Implementing FacetMap isn't actually all that difficult. Since all our operations can chain be chained together with each other, all of them actually return the same interface (our IFacetMap that the FacetMap class implements).
The first thing you notice is that we are creating a generic class so that our facet maps can be used with any POCO that exists out there (theoretically). And, we are hiding the constructor so that we can use a factory method (I happen to think it reads better, could just be my personal opinion though).
public class FacetMap<TResource> : IFacetMap<TResource>
{
/// <summary>
/// Constructor is hidden as we are using a factory method
/// </summary>
private FacetMap()
{
facetGenerators = new Dictionary<string, Delegate>();
}
/// <summary>
/// Factory Method to create a new Facet Map
/// </summary>
/// <returns>New FacetMap</returns>
public static IFacetMap<TResource> Create()

[Layout region records]

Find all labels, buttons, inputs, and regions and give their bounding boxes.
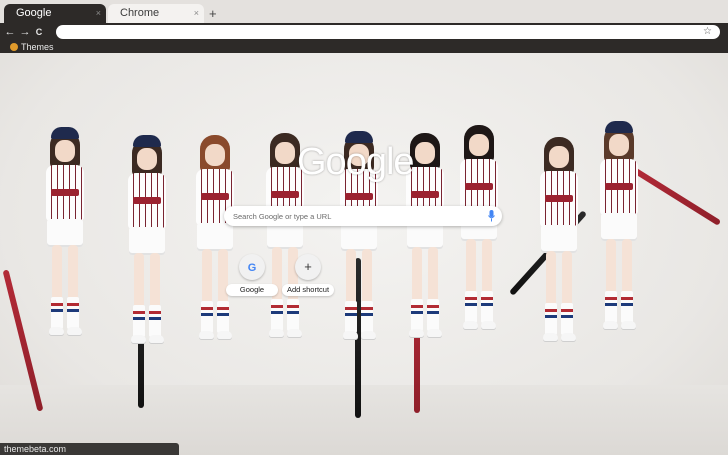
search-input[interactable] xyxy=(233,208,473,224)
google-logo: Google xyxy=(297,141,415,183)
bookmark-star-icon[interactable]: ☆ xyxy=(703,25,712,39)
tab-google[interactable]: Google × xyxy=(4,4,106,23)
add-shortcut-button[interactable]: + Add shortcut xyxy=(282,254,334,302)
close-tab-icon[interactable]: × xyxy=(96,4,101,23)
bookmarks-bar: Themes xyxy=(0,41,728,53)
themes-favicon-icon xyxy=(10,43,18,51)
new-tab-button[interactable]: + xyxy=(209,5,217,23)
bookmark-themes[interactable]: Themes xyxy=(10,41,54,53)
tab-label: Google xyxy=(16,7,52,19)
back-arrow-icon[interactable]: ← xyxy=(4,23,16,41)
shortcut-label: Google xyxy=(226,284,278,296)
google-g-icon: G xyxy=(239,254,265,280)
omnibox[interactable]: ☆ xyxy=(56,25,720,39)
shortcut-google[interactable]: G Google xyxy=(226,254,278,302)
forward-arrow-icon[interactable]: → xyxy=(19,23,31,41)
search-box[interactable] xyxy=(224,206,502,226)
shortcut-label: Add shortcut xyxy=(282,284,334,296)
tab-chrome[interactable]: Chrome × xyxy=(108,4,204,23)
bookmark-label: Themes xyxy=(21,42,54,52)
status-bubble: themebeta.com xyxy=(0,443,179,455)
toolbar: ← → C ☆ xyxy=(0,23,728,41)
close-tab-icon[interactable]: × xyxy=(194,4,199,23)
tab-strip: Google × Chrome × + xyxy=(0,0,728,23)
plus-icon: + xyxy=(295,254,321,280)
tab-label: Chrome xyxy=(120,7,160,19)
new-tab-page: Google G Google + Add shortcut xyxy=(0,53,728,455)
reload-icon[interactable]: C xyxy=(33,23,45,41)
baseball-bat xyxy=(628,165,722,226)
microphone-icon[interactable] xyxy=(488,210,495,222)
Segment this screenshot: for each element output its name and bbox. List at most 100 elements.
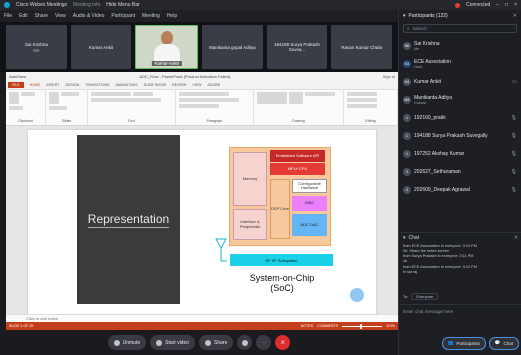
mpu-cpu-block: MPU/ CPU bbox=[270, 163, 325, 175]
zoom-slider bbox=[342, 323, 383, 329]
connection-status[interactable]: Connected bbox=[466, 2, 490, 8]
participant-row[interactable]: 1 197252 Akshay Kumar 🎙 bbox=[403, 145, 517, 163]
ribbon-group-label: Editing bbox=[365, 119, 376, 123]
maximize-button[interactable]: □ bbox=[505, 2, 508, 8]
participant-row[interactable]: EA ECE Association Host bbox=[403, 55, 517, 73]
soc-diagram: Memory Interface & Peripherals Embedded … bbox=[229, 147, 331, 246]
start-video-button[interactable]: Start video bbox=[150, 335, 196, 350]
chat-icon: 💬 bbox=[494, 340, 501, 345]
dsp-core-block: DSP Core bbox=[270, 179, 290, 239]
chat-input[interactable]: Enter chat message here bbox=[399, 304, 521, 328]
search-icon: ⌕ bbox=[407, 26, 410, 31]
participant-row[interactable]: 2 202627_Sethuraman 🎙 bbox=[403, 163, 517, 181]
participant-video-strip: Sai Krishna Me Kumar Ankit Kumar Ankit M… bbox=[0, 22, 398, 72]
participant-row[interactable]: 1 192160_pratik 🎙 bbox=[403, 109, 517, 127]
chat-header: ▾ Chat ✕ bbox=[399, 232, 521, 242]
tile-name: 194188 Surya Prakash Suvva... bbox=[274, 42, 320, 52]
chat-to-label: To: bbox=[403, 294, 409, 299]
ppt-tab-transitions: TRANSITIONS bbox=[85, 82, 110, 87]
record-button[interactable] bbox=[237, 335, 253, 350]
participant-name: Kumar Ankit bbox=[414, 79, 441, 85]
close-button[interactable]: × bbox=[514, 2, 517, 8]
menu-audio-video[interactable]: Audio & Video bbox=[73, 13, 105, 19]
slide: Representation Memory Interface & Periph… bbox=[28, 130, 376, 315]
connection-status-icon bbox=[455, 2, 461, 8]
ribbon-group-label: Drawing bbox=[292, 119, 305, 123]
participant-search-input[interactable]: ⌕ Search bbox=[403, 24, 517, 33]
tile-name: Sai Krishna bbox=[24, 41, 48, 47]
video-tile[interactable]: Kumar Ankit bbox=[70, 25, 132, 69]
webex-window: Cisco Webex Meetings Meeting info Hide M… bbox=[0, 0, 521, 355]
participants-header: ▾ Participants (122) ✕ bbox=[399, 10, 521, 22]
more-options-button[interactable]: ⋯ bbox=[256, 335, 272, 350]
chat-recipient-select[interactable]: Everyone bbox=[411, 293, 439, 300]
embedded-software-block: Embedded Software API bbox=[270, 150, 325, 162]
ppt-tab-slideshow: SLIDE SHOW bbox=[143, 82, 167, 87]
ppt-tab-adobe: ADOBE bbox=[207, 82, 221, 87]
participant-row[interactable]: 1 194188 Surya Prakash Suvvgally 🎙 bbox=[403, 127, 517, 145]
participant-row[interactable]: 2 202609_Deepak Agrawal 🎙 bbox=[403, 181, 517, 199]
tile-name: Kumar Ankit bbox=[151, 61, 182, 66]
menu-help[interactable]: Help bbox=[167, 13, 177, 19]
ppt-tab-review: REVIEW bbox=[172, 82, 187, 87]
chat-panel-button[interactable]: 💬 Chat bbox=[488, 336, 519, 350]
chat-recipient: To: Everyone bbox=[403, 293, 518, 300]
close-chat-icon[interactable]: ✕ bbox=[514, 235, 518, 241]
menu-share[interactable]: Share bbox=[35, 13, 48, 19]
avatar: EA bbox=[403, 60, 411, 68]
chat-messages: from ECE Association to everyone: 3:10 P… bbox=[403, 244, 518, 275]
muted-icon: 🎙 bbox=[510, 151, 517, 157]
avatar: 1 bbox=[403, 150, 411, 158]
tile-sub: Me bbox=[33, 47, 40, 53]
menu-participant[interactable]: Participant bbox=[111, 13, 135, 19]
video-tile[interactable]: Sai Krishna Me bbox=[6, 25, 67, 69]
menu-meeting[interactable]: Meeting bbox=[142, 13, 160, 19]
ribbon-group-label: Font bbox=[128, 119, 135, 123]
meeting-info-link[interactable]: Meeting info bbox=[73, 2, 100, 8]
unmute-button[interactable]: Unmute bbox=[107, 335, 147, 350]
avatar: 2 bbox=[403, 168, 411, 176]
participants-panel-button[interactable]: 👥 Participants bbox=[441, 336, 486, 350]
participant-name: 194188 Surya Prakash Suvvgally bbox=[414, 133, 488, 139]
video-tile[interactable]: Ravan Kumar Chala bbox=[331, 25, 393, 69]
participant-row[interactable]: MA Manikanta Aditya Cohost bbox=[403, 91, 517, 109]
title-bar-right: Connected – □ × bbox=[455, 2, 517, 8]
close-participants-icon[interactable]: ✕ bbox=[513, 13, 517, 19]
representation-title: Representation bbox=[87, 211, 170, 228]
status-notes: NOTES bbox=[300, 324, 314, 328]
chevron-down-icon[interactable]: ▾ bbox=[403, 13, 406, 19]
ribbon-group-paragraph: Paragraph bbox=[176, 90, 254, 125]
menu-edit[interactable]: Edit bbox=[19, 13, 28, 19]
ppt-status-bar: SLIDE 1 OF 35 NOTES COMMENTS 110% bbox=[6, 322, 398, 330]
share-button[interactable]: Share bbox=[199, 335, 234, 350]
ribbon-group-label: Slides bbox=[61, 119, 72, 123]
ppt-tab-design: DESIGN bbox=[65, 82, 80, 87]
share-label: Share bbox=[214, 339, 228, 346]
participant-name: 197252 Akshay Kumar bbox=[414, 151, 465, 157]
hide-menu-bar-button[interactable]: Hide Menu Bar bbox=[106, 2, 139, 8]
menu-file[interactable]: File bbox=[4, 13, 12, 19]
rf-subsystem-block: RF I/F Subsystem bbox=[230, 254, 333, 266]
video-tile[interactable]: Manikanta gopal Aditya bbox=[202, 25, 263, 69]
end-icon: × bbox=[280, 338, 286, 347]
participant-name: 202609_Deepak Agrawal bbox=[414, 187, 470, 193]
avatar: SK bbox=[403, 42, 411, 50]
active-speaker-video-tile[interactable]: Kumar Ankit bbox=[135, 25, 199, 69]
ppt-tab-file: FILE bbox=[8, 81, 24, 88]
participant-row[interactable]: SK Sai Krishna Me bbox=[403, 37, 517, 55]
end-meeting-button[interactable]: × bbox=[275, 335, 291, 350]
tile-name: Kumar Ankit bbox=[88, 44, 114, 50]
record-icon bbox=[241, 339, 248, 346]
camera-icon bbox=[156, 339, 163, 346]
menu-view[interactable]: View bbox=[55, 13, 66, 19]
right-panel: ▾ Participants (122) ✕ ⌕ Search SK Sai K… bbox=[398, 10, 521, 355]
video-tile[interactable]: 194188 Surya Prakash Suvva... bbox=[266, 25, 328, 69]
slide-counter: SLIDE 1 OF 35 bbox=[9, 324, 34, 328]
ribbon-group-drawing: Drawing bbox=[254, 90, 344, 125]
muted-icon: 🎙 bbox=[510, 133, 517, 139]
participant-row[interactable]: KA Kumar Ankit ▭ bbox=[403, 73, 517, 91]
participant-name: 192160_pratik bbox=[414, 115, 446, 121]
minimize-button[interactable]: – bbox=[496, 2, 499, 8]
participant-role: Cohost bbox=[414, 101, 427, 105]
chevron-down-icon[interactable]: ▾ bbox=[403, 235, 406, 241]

→ **TASKS AND EXERCISES**
**a.** Based on the FacetMap excerpt, answer yes or no to each statement and quote the words that decide it: (i) The FacetMap class implements IFacetMap. (ii) The FacetMap constructor is public. (iii) FacetMap is generic so that facet maps can be used with any POCO.
**b.** Render part of the layout region records as a JSON list of strings, one string per line, leaving out blank lines. Begin at the line that contains "mpu-cpu-block: MPU/ CPU" and stop after the line that contains "chat-header: ▾ Chat".

→ **ANSWERS BY TASK**
**a.**
(i) Yes: "our IFacetMap that the FacetMap class implements"
(ii) No: "we are hiding the constructor so that we can use a factory method"
(iii) Yes: "we are creating a generic class so that our facet maps can be used with any POCO that exists out there (theoretically)"

**b.**
[
  "mpu-cpu-block: MPU/ CPU bbox=[270, 163, 325, 175]",
  "zoom-slider bbox=[342, 323, 383, 329]",
  "connection-status[interactable]: Connected bbox=[466, 2, 490, 8]",
  "participant-row[interactable]: 1 197252 Akshay Kumar 🎙 bbox=[403, 145, 517, 163]",
  "ribbon-group-label: Editing bbox=[365, 119, 376, 123]",
  "maximize-button[interactable]: □ bbox=[505, 2, 508, 8]",
  "participant-row[interactable]: EA ECE Association Host bbox=[403, 55, 517, 73]",
  "soc-diagram: Memory Interface & Peripherals Embedded … bbox=[229, 147, 331, 246]",
  "start-video-button[interactable]: Start video bbox=[150, 335, 196, 350]",
  "chat-icon: 💬 bbox=[494, 340, 501, 345]",
  "dsp-core-block: DSP Core bbox=[270, 179, 290, 239]",
  "chat-input[interactable]: Enter chat message here bbox=[399, 304, 521, 328]",
  "search-icon: ⌕ bbox=[407, 26, 410, 31]",
  "participant-row[interactable]: 2 202627_Sethuraman 🎙 bbox=[403, 163, 517, 181]",
  "participant-video-strip: Sai Krishna Me Kumar Ankit Kumar Ankit M… bbox=[0, 22, 398, 72]",
  "participant-row[interactable]: 1 192160_pratik 🎙 bbox=[403, 109, 517, 127]",
  "chat-header: ▾ Chat ✕ bbox=[399, 232, 521, 242]"
]